*PROMPT*. Arrange every line of the listing below as a numbered list, leaving out any blank lines.

*DATA SECTION*.
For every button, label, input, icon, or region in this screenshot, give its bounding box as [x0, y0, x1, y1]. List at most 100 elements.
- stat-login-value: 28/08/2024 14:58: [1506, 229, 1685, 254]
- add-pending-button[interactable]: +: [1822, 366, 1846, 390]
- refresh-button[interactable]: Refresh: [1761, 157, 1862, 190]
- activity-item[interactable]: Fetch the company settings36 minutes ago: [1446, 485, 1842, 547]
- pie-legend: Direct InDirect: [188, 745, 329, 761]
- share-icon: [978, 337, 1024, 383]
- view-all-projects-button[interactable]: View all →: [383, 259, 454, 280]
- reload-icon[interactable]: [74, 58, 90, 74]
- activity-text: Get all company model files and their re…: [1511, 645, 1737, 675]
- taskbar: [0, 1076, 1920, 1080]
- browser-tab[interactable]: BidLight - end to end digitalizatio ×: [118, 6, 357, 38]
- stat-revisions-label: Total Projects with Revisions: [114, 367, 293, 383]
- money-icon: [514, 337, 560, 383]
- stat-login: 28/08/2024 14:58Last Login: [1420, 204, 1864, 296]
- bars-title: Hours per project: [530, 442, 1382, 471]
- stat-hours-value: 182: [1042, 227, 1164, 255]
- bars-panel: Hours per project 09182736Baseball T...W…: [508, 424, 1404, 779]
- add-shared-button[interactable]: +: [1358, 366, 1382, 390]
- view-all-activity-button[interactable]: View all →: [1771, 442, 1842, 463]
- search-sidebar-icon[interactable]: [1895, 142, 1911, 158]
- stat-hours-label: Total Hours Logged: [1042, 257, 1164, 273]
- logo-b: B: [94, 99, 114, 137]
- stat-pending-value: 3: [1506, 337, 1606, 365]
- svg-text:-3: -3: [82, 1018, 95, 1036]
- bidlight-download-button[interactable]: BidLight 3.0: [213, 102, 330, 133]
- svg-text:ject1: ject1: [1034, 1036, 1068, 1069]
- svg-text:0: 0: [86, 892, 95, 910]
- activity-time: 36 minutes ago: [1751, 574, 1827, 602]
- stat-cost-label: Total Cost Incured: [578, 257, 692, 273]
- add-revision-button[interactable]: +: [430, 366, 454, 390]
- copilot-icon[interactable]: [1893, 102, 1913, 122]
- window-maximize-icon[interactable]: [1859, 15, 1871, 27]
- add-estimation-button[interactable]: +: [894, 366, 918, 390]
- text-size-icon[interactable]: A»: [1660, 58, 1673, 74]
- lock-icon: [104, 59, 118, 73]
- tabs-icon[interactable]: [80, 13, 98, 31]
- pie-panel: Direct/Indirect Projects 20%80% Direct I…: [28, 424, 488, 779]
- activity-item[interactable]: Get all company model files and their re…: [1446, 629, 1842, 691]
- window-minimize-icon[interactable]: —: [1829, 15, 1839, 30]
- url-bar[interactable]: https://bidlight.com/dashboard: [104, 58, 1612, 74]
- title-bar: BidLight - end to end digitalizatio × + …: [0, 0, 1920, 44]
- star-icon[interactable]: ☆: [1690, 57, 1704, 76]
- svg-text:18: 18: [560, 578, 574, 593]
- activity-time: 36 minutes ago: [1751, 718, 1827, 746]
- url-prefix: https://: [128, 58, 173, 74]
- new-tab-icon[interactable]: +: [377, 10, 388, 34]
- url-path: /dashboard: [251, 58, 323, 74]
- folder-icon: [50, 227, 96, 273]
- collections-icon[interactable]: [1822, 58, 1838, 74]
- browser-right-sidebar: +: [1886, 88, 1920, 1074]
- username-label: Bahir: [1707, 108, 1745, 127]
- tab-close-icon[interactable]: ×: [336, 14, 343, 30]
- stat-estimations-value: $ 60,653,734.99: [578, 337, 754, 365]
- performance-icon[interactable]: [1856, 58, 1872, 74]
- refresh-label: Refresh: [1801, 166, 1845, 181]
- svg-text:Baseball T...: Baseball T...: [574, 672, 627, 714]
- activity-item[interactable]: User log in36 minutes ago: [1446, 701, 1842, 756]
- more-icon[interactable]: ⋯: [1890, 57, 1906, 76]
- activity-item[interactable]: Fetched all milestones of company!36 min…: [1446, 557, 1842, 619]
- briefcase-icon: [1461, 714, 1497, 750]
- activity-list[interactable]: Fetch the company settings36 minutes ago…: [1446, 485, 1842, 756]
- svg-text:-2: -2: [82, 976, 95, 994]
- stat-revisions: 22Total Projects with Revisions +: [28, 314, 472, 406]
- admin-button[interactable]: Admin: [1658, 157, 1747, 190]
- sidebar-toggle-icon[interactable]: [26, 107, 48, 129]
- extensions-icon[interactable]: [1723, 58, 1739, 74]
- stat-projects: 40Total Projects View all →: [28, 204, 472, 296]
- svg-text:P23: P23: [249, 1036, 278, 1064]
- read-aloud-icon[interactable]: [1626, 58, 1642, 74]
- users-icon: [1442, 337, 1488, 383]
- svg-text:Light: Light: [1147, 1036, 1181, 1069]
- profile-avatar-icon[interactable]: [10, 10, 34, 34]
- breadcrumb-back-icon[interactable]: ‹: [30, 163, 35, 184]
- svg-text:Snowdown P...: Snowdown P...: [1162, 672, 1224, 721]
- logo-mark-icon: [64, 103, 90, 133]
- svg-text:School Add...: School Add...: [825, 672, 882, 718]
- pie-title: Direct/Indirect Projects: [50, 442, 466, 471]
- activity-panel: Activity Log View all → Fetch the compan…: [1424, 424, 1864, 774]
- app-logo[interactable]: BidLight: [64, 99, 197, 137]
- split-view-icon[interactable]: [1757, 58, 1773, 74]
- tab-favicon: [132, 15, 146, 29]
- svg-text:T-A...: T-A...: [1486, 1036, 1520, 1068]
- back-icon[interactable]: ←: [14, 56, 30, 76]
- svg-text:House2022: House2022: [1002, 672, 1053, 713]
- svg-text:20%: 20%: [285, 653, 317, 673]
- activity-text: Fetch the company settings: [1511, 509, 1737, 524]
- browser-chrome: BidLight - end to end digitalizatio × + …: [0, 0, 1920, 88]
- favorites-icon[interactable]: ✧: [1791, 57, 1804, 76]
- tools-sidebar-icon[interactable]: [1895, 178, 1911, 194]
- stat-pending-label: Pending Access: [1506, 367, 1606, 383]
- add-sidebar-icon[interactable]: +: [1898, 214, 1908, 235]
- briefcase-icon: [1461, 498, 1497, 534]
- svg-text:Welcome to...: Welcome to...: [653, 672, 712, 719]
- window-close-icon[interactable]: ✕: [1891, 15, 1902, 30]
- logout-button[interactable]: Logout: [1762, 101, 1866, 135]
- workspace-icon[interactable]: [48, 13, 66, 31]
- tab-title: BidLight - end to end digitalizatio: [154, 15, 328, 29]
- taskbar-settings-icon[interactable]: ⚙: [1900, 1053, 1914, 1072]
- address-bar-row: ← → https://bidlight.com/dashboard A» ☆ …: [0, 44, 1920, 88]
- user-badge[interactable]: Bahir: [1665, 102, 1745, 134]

*WRITTEN SOLUTION*.
1. For every button, label, input, icon, or region in this screenshot, give its bounding box as [x0, y0, x1, y1]. List at most 100 elements.
2. - stat-login-value: 28/08/2024 14:58: [1506, 229, 1685, 254]
3. - add-pending-button[interactable]: +: [1822, 366, 1846, 390]
4. - refresh-button[interactable]: Refresh: [1761, 157, 1862, 190]
5. - activity-item[interactable]: Fetch the company settings36 minutes ago: [1446, 485, 1842, 547]
6. - pie-legend: Direct InDirect: [188, 745, 329, 761]
7. - share-icon: [978, 337, 1024, 383]
8. - view-all-projects-button[interactable]: View all →: [383, 259, 454, 280]
9. - reload-icon[interactable]: [74, 58, 90, 74]
10. - activity-text: Get all company model files and their re…: [1511, 645, 1737, 675]
11. - taskbar: [0, 1076, 1920, 1080]
12. - browser-tab[interactable]: BidLight - end to end digitalizatio ×: [118, 6, 357, 38]
13. - stat-revisions-label: Total Projects with Revisions: [114, 367, 293, 383]
14. - money-icon: [514, 337, 560, 383]
15. - stat-login: 28/08/2024 14:58Last Login: [1420, 204, 1864, 296]
16. - bars-title: Hours per project: [530, 442, 1382, 471]
17. - stat-hours-value: 182: [1042, 227, 1164, 255]
18. - bars-panel: Hours per project 09182736Baseball T...W…: [508, 424, 1404, 779]
19. - add-shared-button[interactable]: +: [1358, 366, 1382, 390]
20. - view-all-activity-button[interactable]: View all →: [1771, 442, 1842, 463]
21. - search-sidebar-icon[interactable]: [1895, 142, 1911, 158]
22. - stat-hours-label: Total Hours Logged: [1042, 257, 1164, 273]
23. - logo-b: B: [94, 99, 114, 137]
24. - stat-pending-value: 3: [1506, 337, 1606, 365]
25. - svg-text:-3: -3: [82, 1018, 95, 1036]
26. - bidlight-download-button[interactable]: BidLight 3.0: [213, 102, 330, 133]
27. - svg-text:ject1: ject1: [1034, 1036, 1068, 1069]
28. - svg-text:0: 0: [86, 892, 95, 910]
29. - activity-time: 36 minutes ago: [1751, 574, 1827, 602]
30. - stat-cost-label: Total Cost Incured: [578, 257, 692, 273]
31. - add-revision-button[interactable]: +: [430, 366, 454, 390]
32. - copilot-icon[interactable]: [1893, 102, 1913, 122]
33. - window-maximize-icon[interactable]: [1859, 15, 1871, 27]
34. - add-estimation-button[interactable]: +: [894, 366, 918, 390]
35. - text-size-icon[interactable]: A»: [1660, 58, 1673, 74]
36. - lock-icon: [104, 59, 118, 73]
37. - tabs-icon[interactable]: [80, 13, 98, 31]
38. - pie-panel: Direct/Indirect Projects 20%80% Direct I…: [28, 424, 488, 779]
39. - activity-item[interactable]: Get all company model files and their re…: [1446, 629, 1842, 691]
40. - window-minimize-icon[interactable]: —: [1829, 15, 1839, 30]
41. - url-bar[interactable]: https://bidlight.com/dashboard: [104, 58, 1612, 74]
42. - title-bar: BidLight - end to end digitalizatio × + …: [0, 0, 1920, 44]
43. - star-icon[interactable]: ☆: [1690, 57, 1704, 76]
44. - svg-text:18: 18: [560, 578, 574, 593]
45. - activity-time: 36 minutes ago: [1751, 718, 1827, 746]
46. - url-prefix: https://: [128, 58, 173, 74]
47. - new-tab-icon[interactable]: +: [377, 10, 388, 34]
48. - url-path: /dashboard: [251, 58, 323, 74]
49. - folder-icon: [50, 227, 96, 273]
50. - collections-icon[interactable]: [1822, 58, 1838, 74]
51. - browser-right-sidebar: +: [1886, 88, 1920, 1074]
52. - username-label: Bahir: [1707, 108, 1745, 127]
53. - tab-close-icon[interactable]: ×: [336, 14, 343, 30]
54. - stat-estimations-value: $ 60,653,734.99: [578, 337, 754, 365]
55. - performance-icon[interactable]: [1856, 58, 1872, 74]
56. - refresh-label: Refresh: [1801, 166, 1845, 181]
57. - svg-text:Baseball T...: Baseball T...: [574, 672, 627, 714]
58. - activity-item[interactable]: User log in36 minutes ago: [1446, 701, 1842, 756]
59. - more-icon[interactable]: ⋯: [1890, 57, 1906, 76]
60. - activity-item[interactable]: Fetched all milestones of company!36 min…: [1446, 557, 1842, 619]
61. - briefcase-icon: [1461, 714, 1497, 750]
62. - activity-list[interactable]: Fetch the company settings36 minutes ago…: [1446, 485, 1842, 756]
63. - svg-text:-2: -2: [82, 976, 95, 994]
64. - stat-revisions: 22Total Projects with Revisions +: [28, 314, 472, 406]
65. - admin-button[interactable]: Admin: [1658, 157, 1747, 190]
66. - sidebar-toggle-icon[interactable]: [26, 107, 48, 129]
67. - extensions-icon[interactable]: [1723, 58, 1739, 74]
68. - stat-projects: 40Total Projects View all →: [28, 204, 472, 296]
69. - svg-text:P23: P23: [249, 1036, 278, 1064]
70. - read-aloud-icon[interactable]: [1626, 58, 1642, 74]
71. - users-icon: [1442, 337, 1488, 383]
72. - svg-text:Light: Light: [1147, 1036, 1181, 1069]
73. - profile-avatar-icon[interactable]: [10, 10, 34, 34]
74. - breadcrumb-back-icon[interactable]: ‹: [30, 163, 35, 184]
75. - svg-text:Snowdown P...: Snowdown P...: [1162, 672, 1224, 721]
76. - logo-mark-icon: [64, 103, 90, 133]
77. - svg-text:School Add...: School Add...: [825, 672, 882, 718]
78. - pie-title: Direct/Indirect Projects: [50, 442, 466, 471]
79. - activity-panel: Activity Log View all → Fetch the compan…: [1424, 424, 1864, 774]
80. - app-logo[interactable]: BidLight: [64, 99, 197, 137]
81. - split-view-icon[interactable]: [1757, 58, 1773, 74]
82. - tab-favicon: [132, 15, 146, 29]
83. - svg-text:T-A...: T-A...: [1486, 1036, 1520, 1068]
84. - back-icon[interactable]: ←: [14, 56, 30, 76]
85. - svg-text:House2022: House2022: [1002, 672, 1053, 713]
86. - svg-text:20%: 20%: [285, 653, 317, 673]
87. - activity-text: Fetch the company settings: [1511, 509, 1737, 524]
88. - browser-chrome: BidLight - end to end digitalizatio × + …: [0, 0, 1920, 88]
89. - favorites-icon[interactable]: ✧: [1791, 57, 1804, 76]
90. - tools-sidebar-icon[interactable]: [1895, 178, 1911, 194]
91. - stat-pending-label: Pending Access: [1506, 367, 1606, 383]
92. - add-sidebar-icon[interactable]: +: [1898, 214, 1908, 235]
93. - briefcase-icon: [1461, 498, 1497, 534]
94. - svg-text:Welcome to...: Welcome to...: [653, 672, 712, 719]
95. - window-close-icon[interactable]: ✕: [1891, 15, 1902, 30]
96. - logout-button[interactable]: Logout: [1762, 101, 1866, 135]
97. - workspace-icon[interactable]: [48, 13, 66, 31]
98. - tab-title: BidLight - end to end digitalizatio: [154, 15, 328, 29]
99. - taskbar-settings-icon[interactable]: ⚙: [1900, 1053, 1914, 1072]
100. - address-bar-row: ← → https://bidlight.com/dashboard A» ☆ …: [0, 44, 1920, 88]
101. - user-badge[interactable]: Bahir: [1665, 102, 1745, 134]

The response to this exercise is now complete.